REQUIRED WORK :: Print the lines again with no changes, beginning at the line containing "table-row: 6332 Bakers (0, 443, 633, 476)" and continuing through the line containing "noc-code-cell: 4212 (0, 255, 123, 288)".

INPUT ROWS ::
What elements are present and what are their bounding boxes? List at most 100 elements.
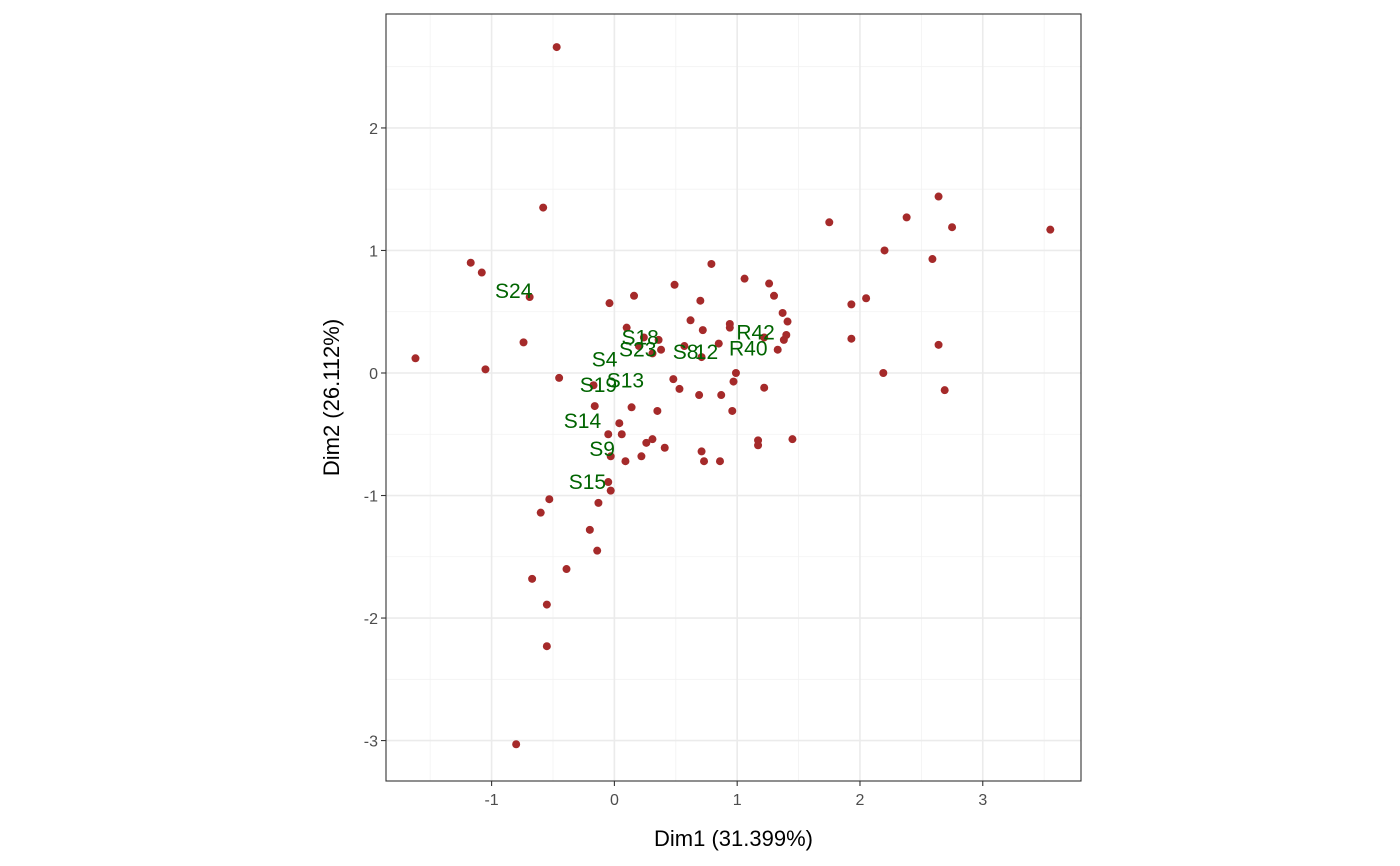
point-label: S15 xyxy=(569,471,606,494)
data-point xyxy=(1046,225,1055,234)
data-point xyxy=(700,457,709,466)
data-point xyxy=(934,340,943,349)
data-point xyxy=(948,223,957,232)
data-point xyxy=(552,43,561,52)
data-point xyxy=(773,345,782,354)
data-point xyxy=(512,740,521,749)
data-point xyxy=(542,600,551,609)
data-point xyxy=(862,294,871,303)
data-point xyxy=(934,192,943,201)
data-point xyxy=(847,334,856,343)
data-point xyxy=(653,406,662,415)
data-point xyxy=(680,342,689,351)
data-point xyxy=(698,326,707,335)
data-point xyxy=(606,452,615,461)
data-point xyxy=(697,447,706,456)
data-point xyxy=(536,508,545,517)
point-label: S18 xyxy=(621,326,658,349)
x-axis-title: Dim1 (31.399%) xyxy=(654,826,813,851)
data-point xyxy=(760,333,769,342)
data-point xyxy=(695,391,704,400)
data-point xyxy=(731,368,740,377)
point-label: 12 xyxy=(695,341,718,364)
data-point xyxy=(657,345,666,354)
data-point xyxy=(481,365,490,374)
data-point xyxy=(770,291,779,300)
point-label: S14 xyxy=(564,410,602,433)
data-point xyxy=(754,441,763,450)
data-point xyxy=(696,296,705,305)
data-point xyxy=(847,300,856,309)
data-point xyxy=(637,452,646,461)
x-tick-label: 2 xyxy=(856,792,865,809)
y-tick-label: -3 xyxy=(364,734,378,751)
data-point xyxy=(617,430,626,439)
panel-border xyxy=(385,13,1082,782)
data-point xyxy=(545,495,554,504)
data-point xyxy=(642,438,651,447)
data-point xyxy=(660,443,669,452)
data-point xyxy=(555,373,564,382)
y-axis-title: Dim2 (26.112%) xyxy=(319,319,344,476)
data-points xyxy=(411,43,1055,749)
data-point xyxy=(606,486,615,495)
point-label: S24 xyxy=(495,280,533,303)
data-point xyxy=(525,293,534,302)
data-point xyxy=(686,316,695,325)
data-point xyxy=(519,338,528,347)
data-point xyxy=(648,435,657,444)
data-point xyxy=(725,319,734,328)
data-point xyxy=(590,402,599,411)
x-tick-label: 1 xyxy=(733,792,742,809)
data-point xyxy=(879,368,888,377)
data-point xyxy=(670,280,679,289)
data-point xyxy=(902,213,911,222)
y-tick-label: -2 xyxy=(364,611,378,628)
data-point xyxy=(928,255,937,264)
data-point xyxy=(604,430,613,439)
y-axis: -3 -2 -1 0 1 2 xyxy=(364,121,386,751)
data-point xyxy=(589,381,598,390)
y-tick-label: 0 xyxy=(369,366,378,383)
minor-gridlines xyxy=(386,14,1081,781)
data-point xyxy=(615,419,624,428)
data-point xyxy=(740,274,749,283)
data-point xyxy=(604,478,613,487)
data-point xyxy=(648,349,657,358)
x-tick-label: 3 xyxy=(978,792,987,809)
point-label: R42 xyxy=(736,322,775,345)
major-gridlines xyxy=(386,14,1081,781)
data-point xyxy=(728,406,737,415)
data-point xyxy=(466,258,475,267)
data-point xyxy=(542,642,551,651)
data-point xyxy=(634,342,643,351)
point-label: S23 xyxy=(619,339,656,362)
data-point xyxy=(562,565,571,574)
data-point xyxy=(622,323,631,332)
data-point xyxy=(940,386,949,395)
y-tick-label: -1 xyxy=(364,489,378,506)
data-point xyxy=(729,377,738,386)
data-point xyxy=(760,383,769,392)
data-point xyxy=(880,246,889,255)
y-tick-label: 1 xyxy=(369,243,378,260)
panel-background xyxy=(386,14,1081,781)
data-point xyxy=(825,218,834,227)
data-point xyxy=(675,384,684,393)
data-point xyxy=(654,335,663,344)
data-point xyxy=(594,498,603,507)
point-label: S19 xyxy=(580,374,617,397)
data-point xyxy=(605,299,614,308)
data-point xyxy=(783,317,792,326)
data-point xyxy=(593,546,602,555)
point-label: S9 xyxy=(589,438,615,461)
data-point xyxy=(697,353,706,362)
data-point xyxy=(779,335,788,344)
point-label: S8 xyxy=(673,341,699,364)
data-point xyxy=(630,291,639,300)
data-point xyxy=(639,333,648,342)
data-point xyxy=(765,279,774,288)
data-point xyxy=(585,525,594,534)
data-point xyxy=(778,308,787,317)
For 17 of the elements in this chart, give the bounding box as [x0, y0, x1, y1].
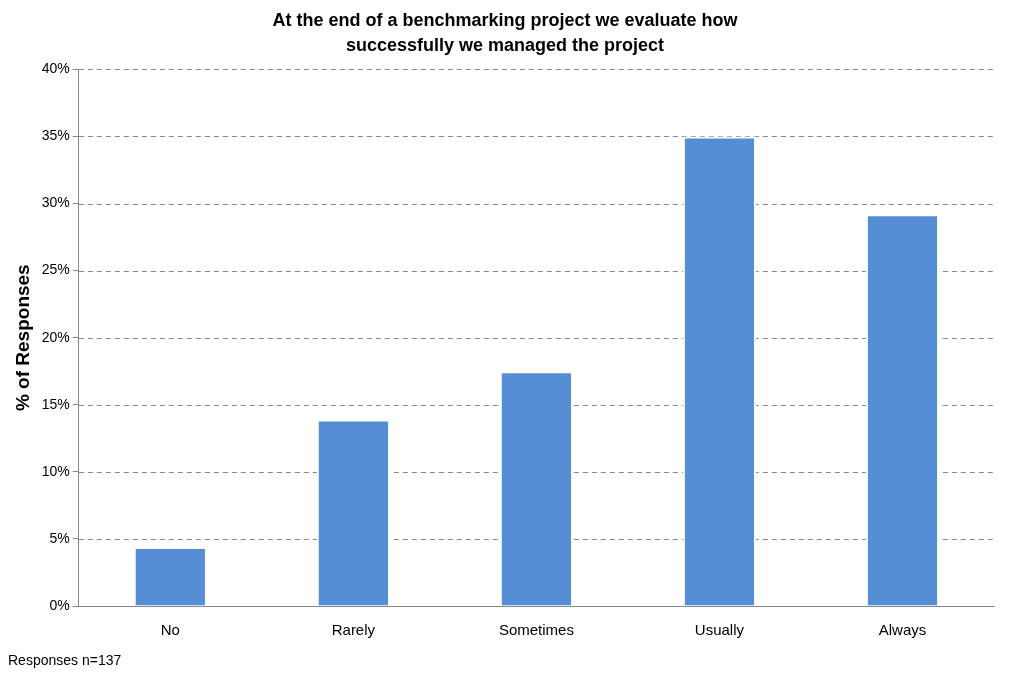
y-tick-label: 30% — [41, 194, 70, 211]
y-tick-label: 10% — [41, 462, 70, 479]
text: Responses n=137 — [8, 652, 123, 668]
y-tick-label: 15% — [41, 395, 70, 412]
y-tick-label: 0% — [49, 596, 70, 613]
x-tick-label: Always — [878, 621, 927, 639]
x-tick-label: Usually — [694, 621, 745, 639]
x-tick-label: Rarely — [331, 621, 376, 639]
y-tick-label: 35% — [41, 127, 70, 144]
y-tick-label: 40% — [41, 60, 70, 77]
x-tick-label: No — [160, 621, 180, 639]
y-tick-label: 25% — [41, 261, 70, 278]
chart-title: At the end of a benchmarking project we evaluate how successfully we managed the project — [271, 9, 739, 57]
y-tick-label: 20% — [41, 328, 70, 345]
x-tick-label: Sometimes — [498, 621, 574, 639]
y-tick-label: 5% — [49, 529, 70, 546]
y-axis-title: % of Responses — [11, 264, 33, 412]
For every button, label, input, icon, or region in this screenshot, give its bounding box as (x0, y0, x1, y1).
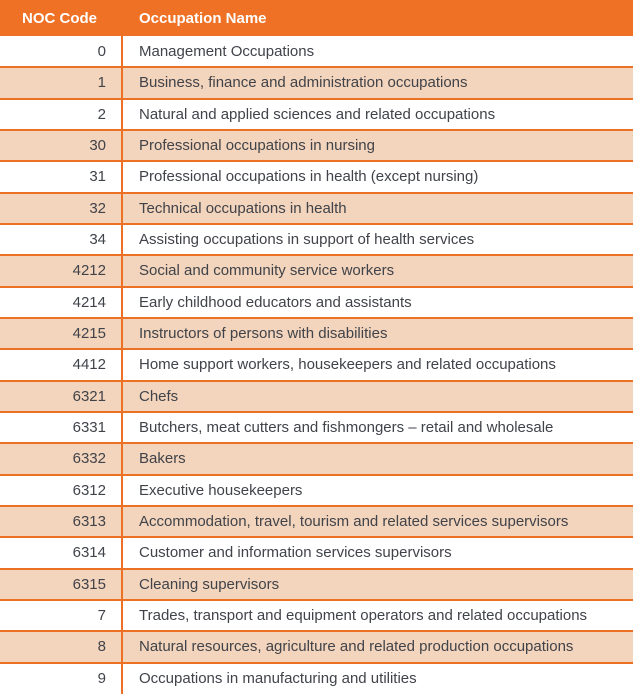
table-row: 6332 Bakers (0, 443, 633, 476)
noc-code-cell: 8 (0, 631, 123, 664)
occupation-name-cell: Cleaning supervisors (122, 568, 633, 601)
occupation-name-cell: Instructors of persons with disabilities (122, 317, 633, 351)
table-row: 1 Business, finance and administration o… (0, 67, 633, 100)
table-row: 6313 Accommodation, travel, tourism and … (0, 505, 633, 539)
occupation-name-cell: Home support workers, housekeepers and r… (122, 349, 633, 382)
noc-code-cell: 31 (0, 161, 123, 194)
occupation-name-cell: Professional occupations in health (exce… (122, 161, 633, 194)
occupation-name-cell: Early childhood educators and assistants (122, 286, 633, 319)
noc-code-cell: 32 (0, 192, 123, 225)
table-row: 34 Assisting occupations in support of h… (0, 223, 633, 257)
noc-code-cell: 6312 (0, 474, 123, 507)
table-row: 7 Trades, transport and equipment operat… (0, 599, 633, 633)
noc-code-cell: 4212 (0, 255, 123, 288)
occupation-name-cell: Butchers, meat cutters and fishmongers –… (122, 411, 633, 445)
table-body: 0 Management Occupations 1 Business, fin… (0, 36, 633, 694)
noc-code-cell: 30 (0, 129, 123, 163)
occupation-name-cell: Executive housekeepers (122, 474, 633, 507)
occupation-name-cell: Management Occupations (122, 36, 633, 69)
noc-code-cell: 9 (0, 662, 123, 694)
table-row: 4212 Social and community service worker… (0, 255, 633, 288)
table-row: 0 Management Occupations (0, 36, 633, 69)
occupation-name-cell: Business, finance and administration occ… (122, 67, 633, 100)
noc-code-cell: 6314 (0, 537, 123, 570)
table-row: 4215 Instructors of persons with disabil… (0, 317, 633, 351)
table-header: NOC Code Occupation Name (0, 0, 633, 36)
occupation-name-cell: Occupations in manufacturing and utiliti… (122, 662, 633, 694)
noc-code-cell: 4215 (0, 317, 123, 351)
noc-code-cell: 4412 (0, 349, 123, 382)
table-row: 8 Natural resources, agriculture and rel… (0, 631, 633, 664)
noc-code-cell: 0 (0, 36, 123, 69)
occupation-name-cell: Customer and information services superv… (122, 537, 633, 570)
table-row: 32 Technical occupations in health (0, 192, 633, 225)
noc-code-cell: 1 (0, 67, 123, 100)
noc-code-cell: 6313 (0, 505, 123, 539)
noc-code-cell: 7 (0, 599, 123, 633)
occupation-name-cell: Chefs (122, 380, 633, 413)
table-row: 31 Professional occupations in health (e… (0, 161, 633, 194)
occupation-name-cell: Natural and applied sciences and related… (122, 98, 633, 131)
occupation-name-cell: Social and community service workers (122, 255, 633, 288)
table-row: 9 Occupations in manufacturing and utili… (0, 662, 633, 694)
table-row: 6314 Customer and information services s… (0, 537, 633, 570)
noc-code-cell: 2 (0, 98, 123, 131)
table-row: 2 Natural and applied sciences and relat… (0, 98, 633, 131)
occupation-name-cell: Accommodation, travel, tourism and relat… (122, 505, 633, 539)
noc-code-cell: 6332 (0, 443, 123, 476)
occupation-name-cell: Technical occupations in health (122, 192, 633, 225)
table-row: 6331 Butchers, meat cutters and fishmong… (0, 411, 633, 445)
occupation-name-cell: Assisting occupations in support of heal… (122, 223, 633, 257)
column-header-occupation-name: Occupation Name (122, 0, 633, 36)
occupation-name-cell: Natural resources, agriculture and relat… (122, 631, 633, 664)
noc-code-cell: 4214 (0, 286, 123, 319)
table-row: 4412 Home support workers, housekeepers … (0, 349, 633, 382)
occupation-name-cell: Professional occupations in nursing (122, 129, 633, 163)
noc-code-cell: 6315 (0, 568, 123, 601)
table-row: 6315 Cleaning supervisors (0, 568, 633, 601)
occupation-name-cell: Trades, transport and equipment operator… (122, 599, 633, 633)
table-row: 6321 Chefs (0, 380, 633, 413)
table-row: 4214 Early childhood educators and assis… (0, 286, 633, 319)
header-row: NOC Code Occupation Name (0, 0, 633, 36)
table-row: 6312 Executive housekeepers (0, 474, 633, 507)
occupation-name-cell: Bakers (122, 443, 633, 476)
column-header-noc-code: NOC Code (0, 0, 123, 36)
noc-code-cell: 34 (0, 223, 123, 257)
table-row: 30 Professional occupations in nursing (0, 129, 633, 163)
noc-code-cell: 6331 (0, 411, 123, 445)
noc-code-cell: 6321 (0, 380, 123, 413)
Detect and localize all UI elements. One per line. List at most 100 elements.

FULL ANSWER ::
table-row: 6332 Bakers (0, 443, 633, 476)
noc-code-cell: 8 (0, 631, 123, 664)
occupation-name-cell: Cleaning supervisors (122, 568, 633, 601)
occupation-name-cell: Instructors of persons with disabilities (122, 317, 633, 351)
table-row: 1 Business, finance and administration o… (0, 67, 633, 100)
table-row: 6313 Accommodation, travel, tourism and … (0, 505, 633, 539)
occupation-name-cell: Home support workers, housekeepers and r… (122, 349, 633, 382)
noc-code-cell: 31 (0, 161, 123, 194)
occupation-name-cell: Professional occupations in health (exce… (122, 161, 633, 194)
occupation-name-cell: Early childhood educators and assistants (122, 286, 633, 319)
noc-code-cell: 32 (0, 192, 123, 225)
table-row: 34 Assisting occupations in support of h… (0, 223, 633, 257)
noc-code-cell: 6312 (0, 474, 123, 507)
table-row: 7 Trades, transport and equipment operat… (0, 599, 633, 633)
noc-code-cell: 4212 (0, 255, 123, 288)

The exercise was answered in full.